[start of RECORDS PROVIDED]

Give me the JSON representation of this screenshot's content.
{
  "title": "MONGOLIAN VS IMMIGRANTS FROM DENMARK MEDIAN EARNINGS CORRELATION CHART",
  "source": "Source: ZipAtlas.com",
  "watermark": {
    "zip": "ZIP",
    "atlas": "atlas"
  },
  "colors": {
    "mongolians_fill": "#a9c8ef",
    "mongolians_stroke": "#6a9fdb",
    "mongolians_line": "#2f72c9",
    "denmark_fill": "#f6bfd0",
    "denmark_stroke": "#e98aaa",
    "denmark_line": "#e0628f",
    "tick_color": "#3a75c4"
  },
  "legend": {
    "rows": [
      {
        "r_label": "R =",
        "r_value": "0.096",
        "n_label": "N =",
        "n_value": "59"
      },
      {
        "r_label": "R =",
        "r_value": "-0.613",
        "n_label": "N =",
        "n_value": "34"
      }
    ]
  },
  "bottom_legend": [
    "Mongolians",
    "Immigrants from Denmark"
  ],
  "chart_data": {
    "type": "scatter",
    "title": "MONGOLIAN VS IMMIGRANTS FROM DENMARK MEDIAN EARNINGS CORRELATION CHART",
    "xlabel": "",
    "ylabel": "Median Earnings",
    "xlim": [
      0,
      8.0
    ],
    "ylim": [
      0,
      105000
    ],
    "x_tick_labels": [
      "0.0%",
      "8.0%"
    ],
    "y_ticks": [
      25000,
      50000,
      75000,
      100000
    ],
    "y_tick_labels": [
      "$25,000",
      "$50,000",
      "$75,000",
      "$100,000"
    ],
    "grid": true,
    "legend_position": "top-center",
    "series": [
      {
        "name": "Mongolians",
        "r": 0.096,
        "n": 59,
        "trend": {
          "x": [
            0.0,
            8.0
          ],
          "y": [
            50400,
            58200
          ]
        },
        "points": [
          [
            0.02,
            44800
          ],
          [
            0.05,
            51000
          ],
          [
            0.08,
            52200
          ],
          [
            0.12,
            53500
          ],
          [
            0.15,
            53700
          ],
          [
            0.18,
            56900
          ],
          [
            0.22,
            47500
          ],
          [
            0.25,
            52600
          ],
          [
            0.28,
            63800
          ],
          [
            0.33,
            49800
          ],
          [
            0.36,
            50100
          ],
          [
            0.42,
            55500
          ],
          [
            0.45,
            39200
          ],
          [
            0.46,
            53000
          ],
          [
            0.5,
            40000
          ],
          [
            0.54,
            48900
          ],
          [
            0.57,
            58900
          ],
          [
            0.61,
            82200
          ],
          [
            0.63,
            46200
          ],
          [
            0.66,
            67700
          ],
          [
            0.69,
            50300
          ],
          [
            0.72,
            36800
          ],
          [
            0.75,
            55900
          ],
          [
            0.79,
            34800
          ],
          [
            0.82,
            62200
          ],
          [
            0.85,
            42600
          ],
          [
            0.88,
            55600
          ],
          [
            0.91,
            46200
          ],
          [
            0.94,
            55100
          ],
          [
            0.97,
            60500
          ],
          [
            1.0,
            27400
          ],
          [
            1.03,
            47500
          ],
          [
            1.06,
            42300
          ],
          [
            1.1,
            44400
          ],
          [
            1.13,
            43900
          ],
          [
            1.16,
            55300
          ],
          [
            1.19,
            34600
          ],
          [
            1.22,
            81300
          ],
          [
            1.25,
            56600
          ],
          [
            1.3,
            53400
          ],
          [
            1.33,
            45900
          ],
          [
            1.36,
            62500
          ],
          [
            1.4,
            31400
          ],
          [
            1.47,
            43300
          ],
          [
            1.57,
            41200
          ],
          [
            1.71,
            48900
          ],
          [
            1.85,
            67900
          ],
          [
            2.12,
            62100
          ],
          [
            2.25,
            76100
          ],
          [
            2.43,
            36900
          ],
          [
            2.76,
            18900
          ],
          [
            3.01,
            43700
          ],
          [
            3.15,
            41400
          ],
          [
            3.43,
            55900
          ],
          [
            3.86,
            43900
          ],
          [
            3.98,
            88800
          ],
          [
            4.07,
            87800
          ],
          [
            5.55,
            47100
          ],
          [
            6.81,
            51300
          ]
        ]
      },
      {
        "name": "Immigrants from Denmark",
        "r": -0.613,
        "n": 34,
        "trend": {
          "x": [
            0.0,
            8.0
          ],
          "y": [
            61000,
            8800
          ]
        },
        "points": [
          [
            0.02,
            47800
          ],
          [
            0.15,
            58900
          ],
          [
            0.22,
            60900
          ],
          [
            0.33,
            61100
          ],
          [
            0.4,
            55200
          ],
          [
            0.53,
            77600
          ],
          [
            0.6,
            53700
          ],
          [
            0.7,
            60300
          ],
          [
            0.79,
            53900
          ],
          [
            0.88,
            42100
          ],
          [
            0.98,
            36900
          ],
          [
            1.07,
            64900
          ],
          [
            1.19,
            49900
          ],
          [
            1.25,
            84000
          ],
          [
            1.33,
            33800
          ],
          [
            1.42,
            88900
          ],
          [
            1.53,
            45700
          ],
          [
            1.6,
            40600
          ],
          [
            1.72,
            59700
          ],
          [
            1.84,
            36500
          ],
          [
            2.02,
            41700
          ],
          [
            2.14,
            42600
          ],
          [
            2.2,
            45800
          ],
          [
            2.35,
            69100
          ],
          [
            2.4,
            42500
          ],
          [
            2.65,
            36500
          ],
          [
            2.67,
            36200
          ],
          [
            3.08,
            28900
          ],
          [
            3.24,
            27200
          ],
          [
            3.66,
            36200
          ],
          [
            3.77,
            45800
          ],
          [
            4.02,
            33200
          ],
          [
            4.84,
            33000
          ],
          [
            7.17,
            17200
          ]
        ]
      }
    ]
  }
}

[end of RECORDS PROVIDED]

WHAT YOU ARE ASKED TO DO → Repeat each of the entries above precisely as given.

OUTPUT OF THE EXERCISE →
Give me the JSON representation of this screenshot's content.
{
  "title": "MONGOLIAN VS IMMIGRANTS FROM DENMARK MEDIAN EARNINGS CORRELATION CHART",
  "source": "Source: ZipAtlas.com",
  "watermark": {
    "zip": "ZIP",
    "atlas": "atlas"
  },
  "colors": {
    "mongolians_fill": "#a9c8ef",
    "mongolians_stroke": "#6a9fdb",
    "mongolians_line": "#2f72c9",
    "denmark_fill": "#f6bfd0",
    "denmark_stroke": "#e98aaa",
    "denmark_line": "#e0628f",
    "tick_color": "#3a75c4"
  },
  "legend": {
    "rows": [
      {
        "r_label": "R =",
        "r_value": "0.096",
        "n_label": "N =",
        "n_value": "59"
      },
      {
        "r_label": "R =",
        "r_value": "-0.613",
        "n_label": "N =",
        "n_value": "34"
      }
    ]
  },
  "bottom_legend": [
    "Mongolians",
    "Immigrants from Denmark"
  ],
  "chart_data": {
    "type": "scatter",
    "title": "MONGOLIAN VS IMMIGRANTS FROM DENMARK MEDIAN EARNINGS CORRELATION CHART",
    "xlabel": "",
    "ylabel": "Median Earnings",
    "xlim": [
      0,
      8.0
    ],
    "ylim": [
      0,
      105000
    ],
    "x_tick_labels": [
      "0.0%",
      "8.0%"
    ],
    "y_ticks": [
      25000,
      50000,
      75000,
      100000
    ],
    "y_tick_labels": [
      "$25,000",
      "$50,000",
      "$75,000",
      "$100,000"
    ],
    "grid": true,
    "legend_position": "top-center",
    "series": [
      {
        "name": "Mongolians",
        "r": 0.096,
        "n": 59,
        "trend": {
          "x": [
            0.0,
            8.0
          ],
          "y": [
            50400,
            58200
          ]
        },
        "points": [
          [
            0.02,
            44800
          ],
          [
            0.05,
            51000
          ],
          [
            0.08,
            52200
          ],
          [
            0.12,
            53500
          ],
          [
            0.15,
            53700
          ],
          [
            0.18,
            56900
          ],
          [
            0.22,
            47500
          ],
          [
            0.25,
            52600
          ],
          [
            0.28,
            63800
          ],
          [
            0.33,
            49800
          ],
          [
            0.36,
            50100
          ],
          [
            0.42,
            55500
          ],
          [
            0.45,
            39200
          ],
          [
            0.46,
            53000
          ],
          [
            0.5,
            40000
          ],
          [
            0.54,
            48900
          ],
          [
            0.57,
            58900
          ],
          [
            0.61,
            82200
          ],
          [
            0.63,
            46200
          ],
          [
            0.66,
            67700
          ],
          [
            0.69,
            50300
          ],
          [
            0.72,
            36800
          ],
          [
            0.75,
            55900
          ],
          [
            0.79,
            34800
          ],
          [
            0.82,
            62200
          ],
          [
            0.85,
            42600
          ],
          [
            0.88,
            55600
          ],
          [
            0.91,
            46200
          ],
          [
            0.94,
            55100
          ],
          [
            0.97,
            60500
          ],
          [
            1.0,
            27400
          ],
          [
            1.03,
            47500
          ],
          [
            1.06,
            42300
          ],
          [
            1.1,
            44400
          ],
          [
            1.13,
            43900
          ],
          [
            1.16,
            55300
          ],
          [
            1.19,
            34600
          ],
          [
            1.22,
            81300
          ],
          [
            1.25,
            56600
          ],
          [
            1.3,
            53400
          ],
          [
            1.33,
            45900
          ],
          [
            1.36,
            62500
          ],
          [
            1.4,
            31400
          ],
          [
            1.47,
            43300
          ],
          [
            1.57,
            41200
          ],
          [
            1.71,
            48900
          ],
          [
            1.85,
            67900
          ],
          [
            2.12,
            62100
          ],
          [
            2.25,
            76100
          ],
          [
            2.43,
            36900
          ],
          [
            2.76,
            18900
          ],
          [
            3.01,
            43700
          ],
          [
            3.15,
            41400
          ],
          [
            3.43,
            55900
          ],
          [
            3.86,
            43900
          ],
          [
            3.98,
            88800
          ],
          [
            4.07,
            87800
          ],
          [
            5.55,
            47100
          ],
          [
            6.81,
            51300
          ]
        ]
      },
      {
        "name": "Immigrants from Denmark",
        "r": -0.613,
        "n": 34,
        "trend": {
          "x": [
            0.0,
            8.0
          ],
          "y": [
            61000,
            8800
          ]
        },
        "points": [
          [
            0.02,
            47800
          ],
          [
            0.15,
            58900
          ],
          [
            0.22,
            60900
          ],
          [
            0.33,
            61100
          ],
          [
            0.4,
            55200
          ],
          [
            0.53,
            77600
          ],
          [
            0.6,
            53700
          ],
          [
            0.7,
            60300
          ],
          [
            0.79,
            53900
          ],
          [
            0.88,
            42100
          ],
          [
            0.98,
            36900
          ],
          [
            1.07,
            64900
          ],
          [
            1.19,
            49900
          ],
          [
            1.25,
            84000
          ],
          [
            1.33,
            33800
          ],
          [
            1.42,
            88900
          ],
          [
            1.53,
            45700
          ],
          [
            1.6,
            40600
          ],
          [
            1.72,
            59700
          ],
          [
            1.84,
            36500
          ],
          [
            2.02,
            41700
          ],
          [
            2.14,
            42600
          ],
          [
            2.2,
            45800
          ],
          [
            2.35,
            69100
          ],
          [
            2.4,
            42500
          ],
          [
            2.65,
            36500
          ],
          [
            2.67,
            36200
          ],
          [
            3.08,
            28900
          ],
          [
            3.24,
            27200
          ],
          [
            3.66,
            36200
          ],
          [
            3.77,
            45800
          ],
          [
            4.02,
            33200
          ],
          [
            4.84,
            33000
          ],
          [
            7.17,
            17200
          ]
        ]
      }
    ]
  }
}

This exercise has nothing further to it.